>> START Provided records
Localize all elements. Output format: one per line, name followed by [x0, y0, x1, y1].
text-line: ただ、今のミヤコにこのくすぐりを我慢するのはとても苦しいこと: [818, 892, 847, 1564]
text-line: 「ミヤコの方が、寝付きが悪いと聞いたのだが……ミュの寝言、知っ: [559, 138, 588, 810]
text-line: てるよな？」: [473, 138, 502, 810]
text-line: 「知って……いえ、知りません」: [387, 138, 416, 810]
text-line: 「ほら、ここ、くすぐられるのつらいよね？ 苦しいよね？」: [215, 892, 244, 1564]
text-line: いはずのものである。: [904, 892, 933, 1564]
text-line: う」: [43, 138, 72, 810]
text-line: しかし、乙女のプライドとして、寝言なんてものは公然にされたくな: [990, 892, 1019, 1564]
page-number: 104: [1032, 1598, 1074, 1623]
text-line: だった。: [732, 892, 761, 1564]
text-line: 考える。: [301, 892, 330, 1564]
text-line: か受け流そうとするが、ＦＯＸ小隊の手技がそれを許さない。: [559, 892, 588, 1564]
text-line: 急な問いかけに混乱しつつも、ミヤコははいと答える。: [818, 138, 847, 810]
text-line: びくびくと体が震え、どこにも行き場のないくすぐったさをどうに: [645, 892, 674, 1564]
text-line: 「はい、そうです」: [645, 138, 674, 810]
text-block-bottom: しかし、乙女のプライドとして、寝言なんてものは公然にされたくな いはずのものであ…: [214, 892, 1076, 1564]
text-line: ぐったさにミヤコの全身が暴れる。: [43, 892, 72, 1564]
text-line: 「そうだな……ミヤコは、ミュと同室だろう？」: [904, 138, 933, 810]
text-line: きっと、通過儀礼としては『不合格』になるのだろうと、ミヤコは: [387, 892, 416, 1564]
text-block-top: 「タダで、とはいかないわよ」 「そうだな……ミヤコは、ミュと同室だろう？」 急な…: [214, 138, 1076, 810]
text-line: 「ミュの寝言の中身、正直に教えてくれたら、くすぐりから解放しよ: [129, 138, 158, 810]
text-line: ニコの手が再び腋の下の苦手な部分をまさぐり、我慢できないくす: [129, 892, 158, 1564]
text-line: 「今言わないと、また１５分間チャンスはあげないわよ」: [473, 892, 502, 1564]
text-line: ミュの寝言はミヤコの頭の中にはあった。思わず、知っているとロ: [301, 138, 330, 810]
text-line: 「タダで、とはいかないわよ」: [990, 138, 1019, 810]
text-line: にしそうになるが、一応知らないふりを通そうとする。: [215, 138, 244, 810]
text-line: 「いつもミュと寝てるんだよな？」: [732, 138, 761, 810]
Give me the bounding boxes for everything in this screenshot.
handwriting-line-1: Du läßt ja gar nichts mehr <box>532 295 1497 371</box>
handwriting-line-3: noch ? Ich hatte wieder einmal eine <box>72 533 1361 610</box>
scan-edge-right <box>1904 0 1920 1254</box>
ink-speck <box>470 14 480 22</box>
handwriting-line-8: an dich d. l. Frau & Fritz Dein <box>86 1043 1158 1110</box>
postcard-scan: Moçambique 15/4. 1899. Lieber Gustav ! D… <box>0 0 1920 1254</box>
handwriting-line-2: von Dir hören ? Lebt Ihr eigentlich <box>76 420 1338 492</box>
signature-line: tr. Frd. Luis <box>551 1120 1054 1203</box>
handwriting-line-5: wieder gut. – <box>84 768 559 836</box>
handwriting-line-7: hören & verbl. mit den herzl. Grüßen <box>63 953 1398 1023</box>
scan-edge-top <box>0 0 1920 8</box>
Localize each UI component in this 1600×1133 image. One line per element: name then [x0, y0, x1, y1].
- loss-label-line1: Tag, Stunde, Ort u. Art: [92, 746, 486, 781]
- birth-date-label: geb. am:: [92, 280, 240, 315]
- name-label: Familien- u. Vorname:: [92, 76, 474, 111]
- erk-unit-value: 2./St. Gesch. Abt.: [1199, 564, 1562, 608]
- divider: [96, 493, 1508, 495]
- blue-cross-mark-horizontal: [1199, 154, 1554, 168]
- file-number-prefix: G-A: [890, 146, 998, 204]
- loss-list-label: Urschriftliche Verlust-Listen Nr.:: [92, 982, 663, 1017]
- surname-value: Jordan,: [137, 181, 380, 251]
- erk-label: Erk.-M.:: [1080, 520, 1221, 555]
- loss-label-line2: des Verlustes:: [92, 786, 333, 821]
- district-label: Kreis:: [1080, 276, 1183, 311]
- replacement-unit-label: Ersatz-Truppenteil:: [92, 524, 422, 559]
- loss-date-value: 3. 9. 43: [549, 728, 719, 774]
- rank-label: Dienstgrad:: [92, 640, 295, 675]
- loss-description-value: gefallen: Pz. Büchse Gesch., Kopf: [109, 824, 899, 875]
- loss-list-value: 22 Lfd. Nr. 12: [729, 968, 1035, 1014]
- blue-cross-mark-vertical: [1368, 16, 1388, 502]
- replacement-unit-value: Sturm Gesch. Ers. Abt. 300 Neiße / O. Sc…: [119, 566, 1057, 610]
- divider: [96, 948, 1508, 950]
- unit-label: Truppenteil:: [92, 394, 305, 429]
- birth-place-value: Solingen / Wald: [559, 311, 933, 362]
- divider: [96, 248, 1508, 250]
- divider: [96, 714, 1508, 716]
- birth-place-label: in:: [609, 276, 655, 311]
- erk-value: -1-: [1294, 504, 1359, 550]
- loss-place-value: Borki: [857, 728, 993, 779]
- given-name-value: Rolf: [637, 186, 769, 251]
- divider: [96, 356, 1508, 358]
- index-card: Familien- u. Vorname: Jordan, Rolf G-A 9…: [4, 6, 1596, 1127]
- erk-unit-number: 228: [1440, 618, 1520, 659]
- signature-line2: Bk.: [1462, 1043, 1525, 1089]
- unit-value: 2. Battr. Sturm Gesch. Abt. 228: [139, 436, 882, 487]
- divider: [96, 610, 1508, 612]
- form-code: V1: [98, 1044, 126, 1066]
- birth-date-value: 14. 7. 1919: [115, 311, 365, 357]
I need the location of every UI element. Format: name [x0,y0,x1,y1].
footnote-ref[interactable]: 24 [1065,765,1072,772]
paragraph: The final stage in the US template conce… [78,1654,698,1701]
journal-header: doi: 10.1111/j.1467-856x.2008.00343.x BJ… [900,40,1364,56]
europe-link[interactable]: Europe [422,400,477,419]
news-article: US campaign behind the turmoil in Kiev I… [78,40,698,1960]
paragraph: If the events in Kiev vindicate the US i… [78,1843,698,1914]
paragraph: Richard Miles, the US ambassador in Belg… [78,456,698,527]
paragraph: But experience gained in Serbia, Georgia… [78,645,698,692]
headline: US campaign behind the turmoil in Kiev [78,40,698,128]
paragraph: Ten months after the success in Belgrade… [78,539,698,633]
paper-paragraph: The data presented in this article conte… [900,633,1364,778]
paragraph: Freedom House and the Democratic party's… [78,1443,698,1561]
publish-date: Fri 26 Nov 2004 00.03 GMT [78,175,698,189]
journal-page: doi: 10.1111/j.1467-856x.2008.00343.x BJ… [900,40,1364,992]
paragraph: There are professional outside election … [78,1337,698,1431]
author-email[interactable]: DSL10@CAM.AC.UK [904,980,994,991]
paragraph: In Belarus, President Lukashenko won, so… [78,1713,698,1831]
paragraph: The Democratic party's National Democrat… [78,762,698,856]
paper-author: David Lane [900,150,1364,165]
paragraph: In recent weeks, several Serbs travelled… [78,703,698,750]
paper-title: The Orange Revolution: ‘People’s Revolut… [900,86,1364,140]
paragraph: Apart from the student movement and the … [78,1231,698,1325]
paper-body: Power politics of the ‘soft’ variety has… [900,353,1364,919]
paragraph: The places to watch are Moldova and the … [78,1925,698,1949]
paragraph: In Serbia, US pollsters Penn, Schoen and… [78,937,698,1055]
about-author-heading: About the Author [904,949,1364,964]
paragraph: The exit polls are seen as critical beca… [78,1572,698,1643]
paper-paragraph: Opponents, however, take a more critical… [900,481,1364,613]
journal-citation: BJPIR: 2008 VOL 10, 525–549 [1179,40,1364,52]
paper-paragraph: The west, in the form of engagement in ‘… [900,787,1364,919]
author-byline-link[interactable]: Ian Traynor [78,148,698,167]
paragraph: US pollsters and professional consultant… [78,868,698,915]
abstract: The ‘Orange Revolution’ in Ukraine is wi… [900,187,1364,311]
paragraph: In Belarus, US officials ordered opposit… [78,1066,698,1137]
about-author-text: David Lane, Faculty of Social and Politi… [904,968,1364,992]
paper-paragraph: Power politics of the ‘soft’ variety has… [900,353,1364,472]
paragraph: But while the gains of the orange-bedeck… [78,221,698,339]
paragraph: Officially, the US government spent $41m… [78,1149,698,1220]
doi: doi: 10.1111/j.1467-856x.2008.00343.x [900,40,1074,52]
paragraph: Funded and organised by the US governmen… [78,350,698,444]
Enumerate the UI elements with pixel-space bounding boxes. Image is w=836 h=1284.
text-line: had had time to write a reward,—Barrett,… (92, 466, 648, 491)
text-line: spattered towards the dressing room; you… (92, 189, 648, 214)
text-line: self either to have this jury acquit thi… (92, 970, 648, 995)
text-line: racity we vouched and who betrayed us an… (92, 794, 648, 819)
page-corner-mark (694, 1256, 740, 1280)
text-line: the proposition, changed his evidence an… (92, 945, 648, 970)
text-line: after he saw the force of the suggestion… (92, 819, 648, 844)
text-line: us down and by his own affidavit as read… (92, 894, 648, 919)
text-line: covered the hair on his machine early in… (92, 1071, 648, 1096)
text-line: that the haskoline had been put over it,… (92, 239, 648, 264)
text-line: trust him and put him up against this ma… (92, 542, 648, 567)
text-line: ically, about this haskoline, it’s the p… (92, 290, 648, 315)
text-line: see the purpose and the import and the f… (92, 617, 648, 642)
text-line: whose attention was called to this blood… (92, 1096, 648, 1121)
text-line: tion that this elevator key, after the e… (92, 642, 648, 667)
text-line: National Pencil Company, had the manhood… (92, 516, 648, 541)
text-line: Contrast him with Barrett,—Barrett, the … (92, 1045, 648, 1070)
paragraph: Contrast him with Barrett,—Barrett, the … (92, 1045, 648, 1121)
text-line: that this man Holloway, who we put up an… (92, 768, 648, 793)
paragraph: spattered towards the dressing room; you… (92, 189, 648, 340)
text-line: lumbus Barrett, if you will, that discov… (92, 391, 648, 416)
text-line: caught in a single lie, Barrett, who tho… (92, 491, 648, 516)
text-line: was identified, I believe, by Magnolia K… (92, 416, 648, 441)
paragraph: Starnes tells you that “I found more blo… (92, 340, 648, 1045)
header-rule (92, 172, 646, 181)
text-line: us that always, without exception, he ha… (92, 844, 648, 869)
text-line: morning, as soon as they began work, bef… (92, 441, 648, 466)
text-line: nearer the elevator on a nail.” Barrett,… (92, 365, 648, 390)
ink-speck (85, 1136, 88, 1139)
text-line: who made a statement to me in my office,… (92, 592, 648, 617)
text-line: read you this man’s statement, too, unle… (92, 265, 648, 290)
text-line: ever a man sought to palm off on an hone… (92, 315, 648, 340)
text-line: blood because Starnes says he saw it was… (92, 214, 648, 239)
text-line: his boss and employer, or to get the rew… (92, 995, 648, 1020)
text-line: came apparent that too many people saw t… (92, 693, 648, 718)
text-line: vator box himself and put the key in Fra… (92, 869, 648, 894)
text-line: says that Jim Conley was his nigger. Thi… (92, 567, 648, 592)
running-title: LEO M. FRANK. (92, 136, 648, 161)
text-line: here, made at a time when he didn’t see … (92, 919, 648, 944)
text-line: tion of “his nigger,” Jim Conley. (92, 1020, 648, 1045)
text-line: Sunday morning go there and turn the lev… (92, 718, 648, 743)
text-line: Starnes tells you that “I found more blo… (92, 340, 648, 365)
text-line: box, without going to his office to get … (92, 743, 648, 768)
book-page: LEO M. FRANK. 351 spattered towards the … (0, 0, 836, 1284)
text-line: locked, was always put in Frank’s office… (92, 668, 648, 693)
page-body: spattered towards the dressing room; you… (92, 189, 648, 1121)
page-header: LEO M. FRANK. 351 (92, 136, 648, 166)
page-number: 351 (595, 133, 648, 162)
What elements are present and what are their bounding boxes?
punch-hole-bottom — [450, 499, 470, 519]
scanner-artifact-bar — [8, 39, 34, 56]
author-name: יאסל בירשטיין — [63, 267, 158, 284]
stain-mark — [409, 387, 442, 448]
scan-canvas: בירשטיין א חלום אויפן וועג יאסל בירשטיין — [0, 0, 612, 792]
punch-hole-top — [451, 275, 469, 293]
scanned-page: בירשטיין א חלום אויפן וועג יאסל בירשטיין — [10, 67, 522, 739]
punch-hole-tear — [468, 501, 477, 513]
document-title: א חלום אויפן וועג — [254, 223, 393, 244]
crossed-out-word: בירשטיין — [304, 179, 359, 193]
>> END Provided records
Copy the records word for word, from their first line up to and including the line containing "text-line: 急な問いかけに混乱しつつも、ミヤコははいと答える。: [818, 138, 847, 810]".

◆ **Solution to the problem**
Localize all elements. Output format: one per line, name followed by [x0, y0, x1, y1].
text-line: ただ、今のミヤコにこのくすぐりを我慢するのはとても苦しいこと: [818, 892, 847, 1564]
text-line: 「ミヤコの方が、寝付きが悪いと聞いたのだが……ミュの寝言、知っ: [559, 138, 588, 810]
text-line: てるよな？」: [473, 138, 502, 810]
text-line: 「知って……いえ、知りません」: [387, 138, 416, 810]
text-line: 「ほら、ここ、くすぐられるのつらいよね？ 苦しいよね？」: [215, 892, 244, 1564]
text-line: いはずのものである。: [904, 892, 933, 1564]
text-line: う」: [43, 138, 72, 810]
text-line: しかし、乙女のプライドとして、寝言なんてものは公然にされたくな: [990, 892, 1019, 1564]
page-number: 104: [1032, 1598, 1074, 1623]
text-line: だった。: [732, 892, 761, 1564]
text-line: 考える。: [301, 892, 330, 1564]
text-line: か受け流そうとするが、ＦＯＸ小隊の手技がそれを許さない。: [559, 892, 588, 1564]
text-line: 急な問いかけに混乱しつつも、ミヤコははいと答える。: [818, 138, 847, 810]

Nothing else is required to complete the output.